_Required task_
Write the line that includes "Output the text content of this document." and all subsequent lines, exactly as written, and nothing more.
──────── Entries ────────
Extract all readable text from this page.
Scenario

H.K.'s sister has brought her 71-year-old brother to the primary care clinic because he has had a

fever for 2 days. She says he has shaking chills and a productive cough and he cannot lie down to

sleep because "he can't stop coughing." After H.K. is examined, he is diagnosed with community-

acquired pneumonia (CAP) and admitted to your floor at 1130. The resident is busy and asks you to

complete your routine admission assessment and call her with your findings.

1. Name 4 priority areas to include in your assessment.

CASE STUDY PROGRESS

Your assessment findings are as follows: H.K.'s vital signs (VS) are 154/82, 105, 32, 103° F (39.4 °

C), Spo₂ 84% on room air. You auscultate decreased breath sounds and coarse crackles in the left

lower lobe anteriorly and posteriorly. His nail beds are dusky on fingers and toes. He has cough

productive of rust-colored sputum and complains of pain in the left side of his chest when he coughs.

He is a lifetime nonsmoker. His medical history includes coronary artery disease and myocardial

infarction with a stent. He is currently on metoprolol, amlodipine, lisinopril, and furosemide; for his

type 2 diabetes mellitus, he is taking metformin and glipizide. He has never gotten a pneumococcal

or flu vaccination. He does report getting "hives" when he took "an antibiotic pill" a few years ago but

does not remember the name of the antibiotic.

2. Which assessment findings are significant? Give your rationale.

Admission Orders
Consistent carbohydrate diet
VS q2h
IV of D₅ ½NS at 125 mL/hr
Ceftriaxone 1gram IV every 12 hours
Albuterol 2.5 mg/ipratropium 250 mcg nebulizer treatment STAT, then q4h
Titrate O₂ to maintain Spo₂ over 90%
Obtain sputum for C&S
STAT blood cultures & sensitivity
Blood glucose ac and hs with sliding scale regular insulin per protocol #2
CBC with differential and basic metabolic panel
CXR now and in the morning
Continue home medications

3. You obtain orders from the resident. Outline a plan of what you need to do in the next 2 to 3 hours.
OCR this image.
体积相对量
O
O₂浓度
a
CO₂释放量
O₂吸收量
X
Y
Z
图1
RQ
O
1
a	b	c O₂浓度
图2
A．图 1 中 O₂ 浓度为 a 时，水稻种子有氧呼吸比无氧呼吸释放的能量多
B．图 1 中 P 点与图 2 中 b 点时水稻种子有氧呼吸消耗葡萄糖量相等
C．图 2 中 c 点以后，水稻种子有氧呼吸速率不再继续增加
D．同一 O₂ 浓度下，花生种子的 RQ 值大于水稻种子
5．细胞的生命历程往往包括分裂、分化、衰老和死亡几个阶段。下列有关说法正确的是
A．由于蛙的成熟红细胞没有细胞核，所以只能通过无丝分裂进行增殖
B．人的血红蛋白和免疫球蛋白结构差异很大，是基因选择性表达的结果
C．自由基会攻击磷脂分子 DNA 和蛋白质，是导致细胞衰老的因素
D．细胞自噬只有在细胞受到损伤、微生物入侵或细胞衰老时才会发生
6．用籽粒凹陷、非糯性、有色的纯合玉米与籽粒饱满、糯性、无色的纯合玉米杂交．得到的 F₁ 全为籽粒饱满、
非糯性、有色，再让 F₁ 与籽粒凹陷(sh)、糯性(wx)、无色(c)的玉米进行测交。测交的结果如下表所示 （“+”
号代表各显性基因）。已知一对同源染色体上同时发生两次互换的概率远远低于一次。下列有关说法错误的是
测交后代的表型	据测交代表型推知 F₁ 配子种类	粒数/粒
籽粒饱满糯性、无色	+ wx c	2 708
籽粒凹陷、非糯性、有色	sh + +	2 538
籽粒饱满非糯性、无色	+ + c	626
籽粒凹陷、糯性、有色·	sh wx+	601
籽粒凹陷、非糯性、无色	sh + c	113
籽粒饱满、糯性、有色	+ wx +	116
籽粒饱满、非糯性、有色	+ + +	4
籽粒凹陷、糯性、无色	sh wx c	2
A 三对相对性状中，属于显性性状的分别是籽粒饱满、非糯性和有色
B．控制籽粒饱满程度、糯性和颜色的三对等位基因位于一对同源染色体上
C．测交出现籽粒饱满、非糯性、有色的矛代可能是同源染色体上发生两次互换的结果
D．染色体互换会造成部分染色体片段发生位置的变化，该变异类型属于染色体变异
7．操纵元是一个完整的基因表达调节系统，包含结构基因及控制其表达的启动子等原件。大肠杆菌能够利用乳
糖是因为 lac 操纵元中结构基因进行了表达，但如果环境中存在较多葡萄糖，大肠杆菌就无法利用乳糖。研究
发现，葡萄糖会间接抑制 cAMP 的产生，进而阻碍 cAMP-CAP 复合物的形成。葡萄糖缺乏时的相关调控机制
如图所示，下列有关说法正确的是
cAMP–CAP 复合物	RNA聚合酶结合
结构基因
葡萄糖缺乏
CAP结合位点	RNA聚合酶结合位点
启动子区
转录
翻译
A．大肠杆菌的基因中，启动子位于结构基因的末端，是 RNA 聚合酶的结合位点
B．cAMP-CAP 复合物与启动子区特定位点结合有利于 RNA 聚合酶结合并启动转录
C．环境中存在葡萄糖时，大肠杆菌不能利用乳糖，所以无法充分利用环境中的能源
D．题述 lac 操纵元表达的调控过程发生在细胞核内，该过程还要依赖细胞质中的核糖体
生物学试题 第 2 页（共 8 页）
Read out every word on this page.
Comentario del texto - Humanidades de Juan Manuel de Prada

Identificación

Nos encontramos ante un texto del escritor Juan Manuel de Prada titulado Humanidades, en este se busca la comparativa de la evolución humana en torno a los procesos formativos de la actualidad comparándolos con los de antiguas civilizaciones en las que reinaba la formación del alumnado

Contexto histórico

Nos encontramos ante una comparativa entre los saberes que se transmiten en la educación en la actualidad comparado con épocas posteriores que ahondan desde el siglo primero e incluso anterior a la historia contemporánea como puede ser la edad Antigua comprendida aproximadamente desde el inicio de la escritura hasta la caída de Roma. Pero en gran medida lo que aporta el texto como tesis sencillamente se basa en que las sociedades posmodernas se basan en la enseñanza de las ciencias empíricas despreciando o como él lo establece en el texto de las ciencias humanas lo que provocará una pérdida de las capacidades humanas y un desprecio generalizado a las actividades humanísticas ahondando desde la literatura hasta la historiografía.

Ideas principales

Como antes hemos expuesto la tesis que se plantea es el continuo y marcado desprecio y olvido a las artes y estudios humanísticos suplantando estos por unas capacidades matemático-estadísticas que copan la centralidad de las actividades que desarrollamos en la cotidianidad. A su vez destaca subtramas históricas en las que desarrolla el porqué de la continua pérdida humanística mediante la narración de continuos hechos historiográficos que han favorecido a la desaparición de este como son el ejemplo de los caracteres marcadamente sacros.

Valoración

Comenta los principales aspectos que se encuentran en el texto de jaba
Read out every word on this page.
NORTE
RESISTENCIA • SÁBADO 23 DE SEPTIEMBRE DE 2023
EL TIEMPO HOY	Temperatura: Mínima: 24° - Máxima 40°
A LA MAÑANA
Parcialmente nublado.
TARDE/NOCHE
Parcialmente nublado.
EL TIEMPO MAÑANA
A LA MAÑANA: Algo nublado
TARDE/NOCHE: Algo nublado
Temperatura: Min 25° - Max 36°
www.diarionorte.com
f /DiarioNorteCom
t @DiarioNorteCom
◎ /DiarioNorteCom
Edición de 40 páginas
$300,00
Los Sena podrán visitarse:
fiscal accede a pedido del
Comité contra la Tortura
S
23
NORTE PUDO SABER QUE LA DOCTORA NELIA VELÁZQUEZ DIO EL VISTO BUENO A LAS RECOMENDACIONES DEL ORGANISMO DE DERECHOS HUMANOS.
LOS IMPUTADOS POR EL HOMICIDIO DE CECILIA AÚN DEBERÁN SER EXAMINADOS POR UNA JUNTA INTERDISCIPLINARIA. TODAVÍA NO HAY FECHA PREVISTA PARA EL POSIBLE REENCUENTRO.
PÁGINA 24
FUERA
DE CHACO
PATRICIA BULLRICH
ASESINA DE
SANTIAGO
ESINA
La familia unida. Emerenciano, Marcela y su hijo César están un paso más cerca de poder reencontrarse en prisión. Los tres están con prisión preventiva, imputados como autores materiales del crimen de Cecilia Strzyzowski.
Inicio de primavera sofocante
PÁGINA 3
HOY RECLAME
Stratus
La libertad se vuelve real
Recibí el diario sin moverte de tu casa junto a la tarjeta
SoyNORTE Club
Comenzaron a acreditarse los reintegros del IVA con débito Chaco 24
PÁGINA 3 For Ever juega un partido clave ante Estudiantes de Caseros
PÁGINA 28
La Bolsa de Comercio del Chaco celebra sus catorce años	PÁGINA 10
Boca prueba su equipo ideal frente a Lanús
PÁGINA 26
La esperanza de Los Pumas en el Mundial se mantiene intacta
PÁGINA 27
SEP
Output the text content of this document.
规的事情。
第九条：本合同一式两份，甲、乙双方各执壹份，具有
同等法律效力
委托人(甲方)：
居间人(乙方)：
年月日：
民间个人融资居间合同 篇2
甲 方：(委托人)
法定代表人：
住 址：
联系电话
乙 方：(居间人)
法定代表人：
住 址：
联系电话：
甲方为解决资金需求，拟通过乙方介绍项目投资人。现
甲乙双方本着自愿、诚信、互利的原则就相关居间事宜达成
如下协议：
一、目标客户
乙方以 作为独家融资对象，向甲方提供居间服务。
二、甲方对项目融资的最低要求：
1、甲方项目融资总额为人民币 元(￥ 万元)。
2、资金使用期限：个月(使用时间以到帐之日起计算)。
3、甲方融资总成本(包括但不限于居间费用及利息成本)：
────────
_Result of the exercise_
Output the text content of this document.
规的事情。
第九条：本合同一式两份，甲、乙双方各执壹份，具有
同等法律效力
委托人(甲方)：
居间人(乙方)：
年月日：
民间个人融资居间合同 篇2
甲 方：(委托人)
法定代表人：
住 址：
联系电话
乙 方：(居间人)
法定代表人：
住 址：
联系电话：
甲方为解决资金需求，拟通过乙方介绍项目投资人。现
甲乙双方本着自愿、诚信、互利的原则就相关居间事宜达成
如下协议：
一、目标客户
乙方以 作为独家融资对象，向甲方提供居间服务。
二、甲方对项目融资的最低要求：
1、甲方项目融资总额为人民币 元(￥ 万元)。
2、资金使用期限：个月(使用时间以到帐之日起计算)。
3、甲方融资总成本(包括但不限于居间费用及利息成本)：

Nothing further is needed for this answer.